Extracted records:
━━━━━━

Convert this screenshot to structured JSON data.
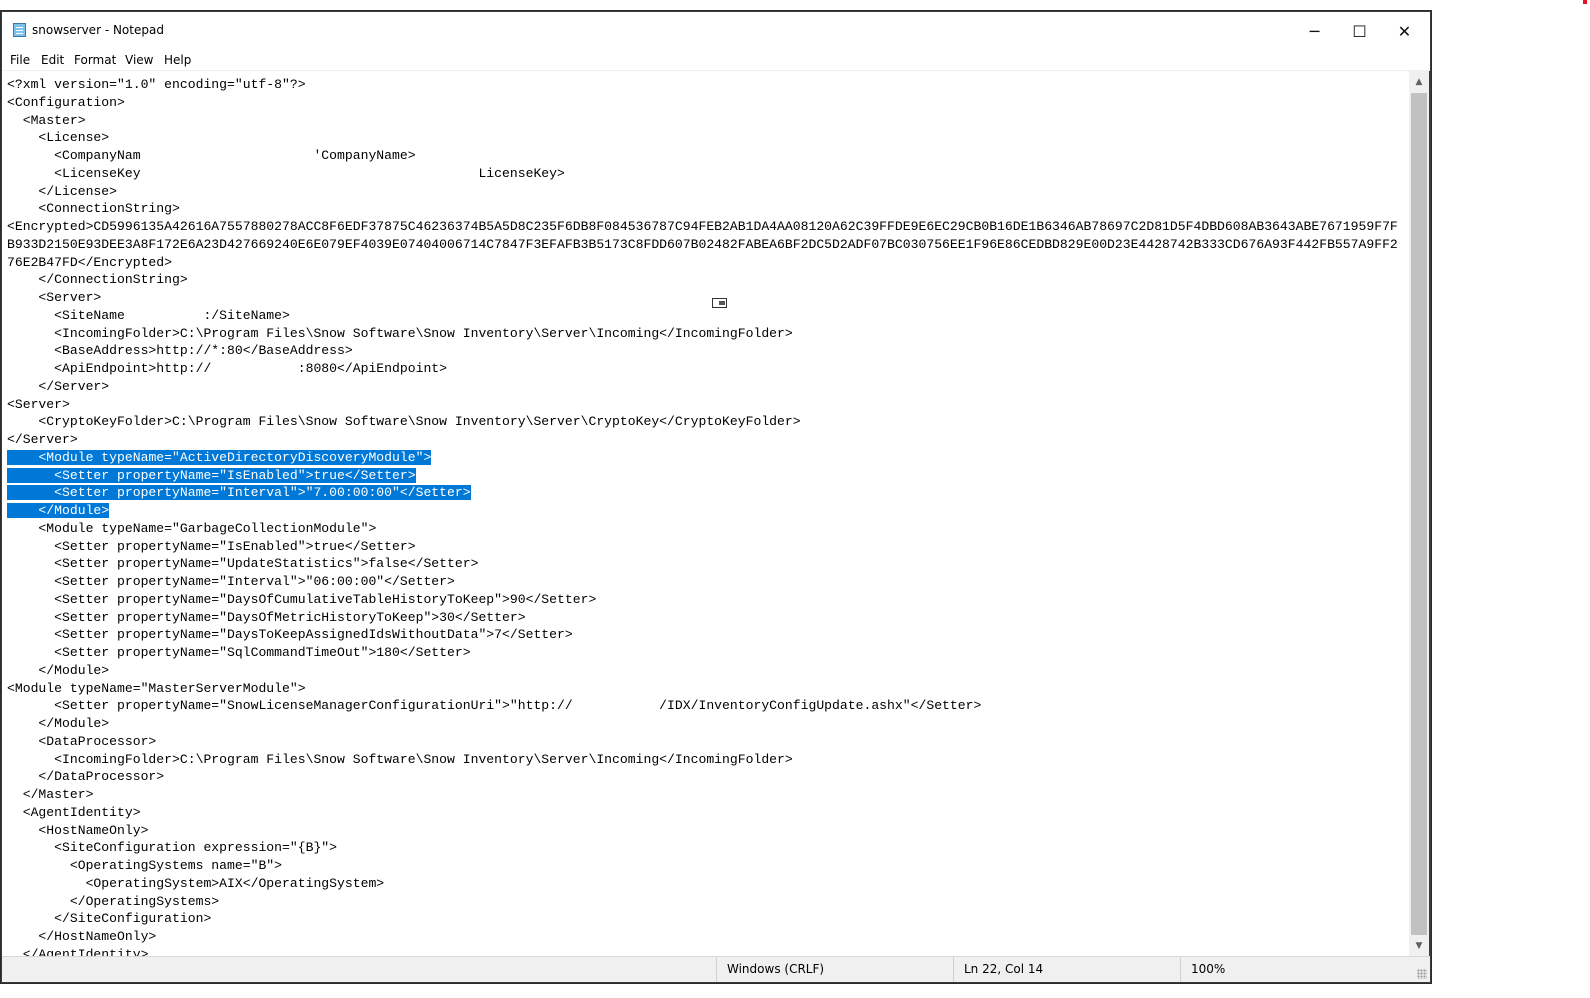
{
  "window": {
    "title": "snowserver - Notepad",
    "minimize_glyph": "─",
    "maximize_glyph": "☐",
    "close_glyph": "✕"
  },
  "menu": [
    "File",
    "Edit",
    "Format",
    "View",
    "Help"
  ],
  "editor_lines": [
    {
      "text": "<?xml version=\"1.0\" encoding=\"utf-8\"?>"
    },
    {
      "text": "<Configuration>"
    },
    {
      "text": "  <Master>"
    },
    {
      "text": "    <License>"
    },
    {
      "text": "      <CompanyNam                      'CompanyName>"
    },
    {
      "text": "      <LicenseKey                                           LicenseKey>"
    },
    {
      "text": "    </License>"
    },
    {
      "text": "    <ConnectionString>"
    },
    {
      "text": "<Encrypted>CD5996135A42616A7557880278ACC8F6EDF37875C46236374B5A5D8C235F6DB8F084536787C94FEB2AB1DA4AA08120A62C39FFDE9E6EC29CB0B16DE1B6346AB78697C2D81D5F4DBD608AB3643ABE7671959F7F"
    },
    {
      "text": "B933D2150E93DEE3A8F172E6A23D427669240E6E079EF4039E07404006714C7847F3EFAFB3B5173C8FDD607B02482FABEA6BF2DC5D2ADF07BC030756EE1F96E86CEDBD829E00D23E4428742B333CD676A93F442FB557A9FF2"
    },
    {
      "text": "76E2B47FD</Encrypted>"
    },
    {
      "text": "    </ConnectionString>"
    },
    {
      "text": "    <Server>"
    },
    {
      "text": "      <SiteName          :/SiteName>"
    },
    {
      "text": "      <IncomingFolder>C:\\Program Files\\Snow Software\\Snow Inventory\\Server\\Incoming</IncomingFolder>"
    },
    {
      "text": "      <BaseAddress>http://*:80</BaseAddress>"
    },
    {
      "text": "      <ApiEndpoint>http://           :8080</ApiEndpoint>"
    },
    {
      "text": "    </Server>"
    },
    {
      "text": "<Server>"
    },
    {
      "text": "    <CryptoKeyFolder>C:\\Program Files\\Snow Software\\Snow Inventory\\Server\\CryptoKey</CryptoKeyFolder>"
    },
    {
      "text": "</Server>"
    },
    {
      "pre": "    ",
      "sel": "<Module typeName=\"ActiveDirectoryDiscoveryModule\">"
    },
    {
      "sel": "      <Setter propertyName=\"IsEnabled\">true</Setter>"
    },
    {
      "sel": "      <Setter propertyName=\"Interval\">\"7.00:00:00\"</Setter>"
    },
    {
      "sel": "    </Module>"
    },
    {
      "text": "    <Module typeName=\"GarbageCollectionModule\">"
    },
    {
      "text": "      <Setter propertyName=\"IsEnabled\">true</Setter>"
    },
    {
      "text": "      <Setter propertyName=\"UpdateStatistics\">false</Setter>"
    },
    {
      "text": "      <Setter propertyName=\"Interval\">\"06:00:00\"</Setter>"
    },
    {
      "text": "      <Setter propertyName=\"DaysOfCumulativeTableHistoryToKeep\">90</Setter>"
    },
    {
      "text": "      <Setter propertyName=\"DaysOfMetricHistoryToKeep\">30</Setter>"
    },
    {
      "text": "      <Setter propertyName=\"DaysToKeepAssignedIdsWithoutData\">7</Setter>"
    },
    {
      "text": "      <Setter propertyName=\"SqlCommandTimeOut\">180</Setter>"
    },
    {
      "text": "    </Module>"
    },
    {
      "text": "<Module typeName=\"MasterServerModule\">"
    },
    {
      "text": "      <Setter propertyName=\"SnowLicenseManagerConfigurationUri\">\"http://           /IDX/InventoryConfigUpdate.ashx\"</Setter>"
    },
    {
      "text": "    </Module>"
    },
    {
      "text": "    <DataProcessor>"
    },
    {
      "text": "      <IncomingFolder>C:\\Program Files\\Snow Software\\Snow Inventory\\Server\\Incoming</IncomingFolder>"
    },
    {
      "text": "    </DataProcessor>"
    },
    {
      "text": "  </Master>"
    },
    {
      "text": "  <AgentIdentity>"
    },
    {
      "text": "    <HostNameOnly>"
    },
    {
      "text": "      <SiteConfiguration expression=\"{B}\">"
    },
    {
      "text": "        <OperatingSystems name=\"B\">"
    },
    {
      "text": "          <OperatingSystem>AIX</OperatingSystem>"
    },
    {
      "text": "        </OperatingSystems>"
    },
    {
      "text": "      </SiteConfiguration>"
    },
    {
      "text": "    </HostNameOnly>"
    },
    {
      "text": "  </AgentIdentity>"
    }
  ],
  "scrollbar": {
    "up_glyph": "▲",
    "down_glyph": "▼"
  },
  "status": {
    "encoding": "Windows (CRLF)",
    "position": "Ln 22, Col 14",
    "zoom": "100%"
  },
  "colors": {
    "selection": "#0078d7",
    "window_frame": "#3c3c3c"
  }
}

━━━━━━

▶ **DIRECTION**
Leave out the pictures and retype every line above exactly.

▶ **ANSWER**
Convert this screenshot to structured JSON data.
{
  "window": {
    "title": "snowserver - Notepad",
    "minimize_glyph": "─",
    "maximize_glyph": "☐",
    "close_glyph": "✕"
  },
  "menu": [
    "File",
    "Edit",
    "Format",
    "View",
    "Help"
  ],
  "editor_lines": [
    {
      "text": "<?xml version=\"1.0\" encoding=\"utf-8\"?>"
    },
    {
      "text": "<Configuration>"
    },
    {
      "text": "  <Master>"
    },
    {
      "text": "    <License>"
    },
    {
      "text": "      <CompanyNam                      'CompanyName>"
    },
    {
      "text": "      <LicenseKey                                           LicenseKey>"
    },
    {
      "text": "    </License>"
    },
    {
      "text": "    <ConnectionString>"
    },
    {
      "text": "<Encrypted>CD5996135A42616A7557880278ACC8F6EDF37875C46236374B5A5D8C235F6DB8F084536787C94FEB2AB1DA4AA08120A62C39FFDE9E6EC29CB0B16DE1B6346AB78697C2D81D5F4DBD608AB3643ABE7671959F7F"
    },
    {
      "text": "B933D2150E93DEE3A8F172E6A23D427669240E6E079EF4039E07404006714C7847F3EFAFB3B5173C8FDD607B02482FABEA6BF2DC5D2ADF07BC030756EE1F96E86CEDBD829E00D23E4428742B333CD676A93F442FB557A9FF2"
    },
    {
      "text": "76E2B47FD</Encrypted>"
    },
    {
      "text": "    </ConnectionString>"
    },
    {
      "text": "    <Server>"
    },
    {
      "text": "      <SiteName          :/SiteName>"
    },
    {
      "text": "      <IncomingFolder>C:\\Program Files\\Snow Software\\Snow Inventory\\Server\\Incoming</IncomingFolder>"
    },
    {
      "text": "      <BaseAddress>http://*:80</BaseAddress>"
    },
    {
      "text": "      <ApiEndpoint>http://           :8080</ApiEndpoint>"
    },
    {
      "text": "    </Server>"
    },
    {
      "text": "<Server>"
    },
    {
      "text": "    <CryptoKeyFolder>C:\\Program Files\\Snow Software\\Snow Inventory\\Server\\CryptoKey</CryptoKeyFolder>"
    },
    {
      "text": "</Server>"
    },
    {
      "pre": "    ",
      "sel": "<Module typeName=\"ActiveDirectoryDiscoveryModule\">"
    },
    {
      "sel": "      <Setter propertyName=\"IsEnabled\">true</Setter>"
    },
    {
      "sel": "      <Setter propertyName=\"Interval\">\"7.00:00:00\"</Setter>"
    },
    {
      "sel": "    </Module>"
    },
    {
      "text": "    <Module typeName=\"GarbageCollectionModule\">"
    },
    {
      "text": "      <Setter propertyName=\"IsEnabled\">true</Setter>"
    },
    {
      "text": "      <Setter propertyName=\"UpdateStatistics\">false</Setter>"
    },
    {
      "text": "      <Setter propertyName=\"Interval\">\"06:00:00\"</Setter>"
    },
    {
      "text": "      <Setter propertyName=\"DaysOfCumulativeTableHistoryToKeep\">90</Setter>"
    },
    {
      "text": "      <Setter propertyName=\"DaysOfMetricHistoryToKeep\">30</Setter>"
    },
    {
      "text": "      <Setter propertyName=\"DaysToKeepAssignedIdsWithoutData\">7</Setter>"
    },
    {
      "text": "      <Setter propertyName=\"SqlCommandTimeOut\">180</Setter>"
    },
    {
      "text": "    </Module>"
    },
    {
      "text": "<Module typeName=\"MasterServerModule\">"
    },
    {
      "text": "      <Setter propertyName=\"SnowLicenseManagerConfigurationUri\">\"http://           /IDX/InventoryConfigUpdate.ashx\"</Setter>"
    },
    {
      "text": "    </Module>"
    },
    {
      "text": "    <DataProcessor>"
    },
    {
      "text": "      <IncomingFolder>C:\\Program Files\\Snow Software\\Snow Inventory\\Server\\Incoming</IncomingFolder>"
    },
    {
      "text": "    </DataProcessor>"
    },
    {
      "text": "  </Master>"
    },
    {
      "text": "  <AgentIdentity>"
    },
    {
      "text": "    <HostNameOnly>"
    },
    {
      "text": "      <SiteConfiguration expression=\"{B}\">"
    },
    {
      "text": "        <OperatingSystems name=\"B\">"
    },
    {
      "text": "          <OperatingSystem>AIX</OperatingSystem>"
    },
    {
      "text": "        </OperatingSystems>"
    },
    {
      "text": "      </SiteConfiguration>"
    },
    {
      "text": "    </HostNameOnly>"
    },
    {
      "text": "  </AgentIdentity>"
    }
  ],
  "scrollbar": {
    "up_glyph": "▲",
    "down_glyph": "▼"
  },
  "status": {
    "encoding": "Windows (CRLF)",
    "position": "Ln 22, Col 14",
    "zoom": "100%"
  },
  "colors": {
    "selection": "#0078d7",
    "window_frame": "#3c3c3c"
  }
}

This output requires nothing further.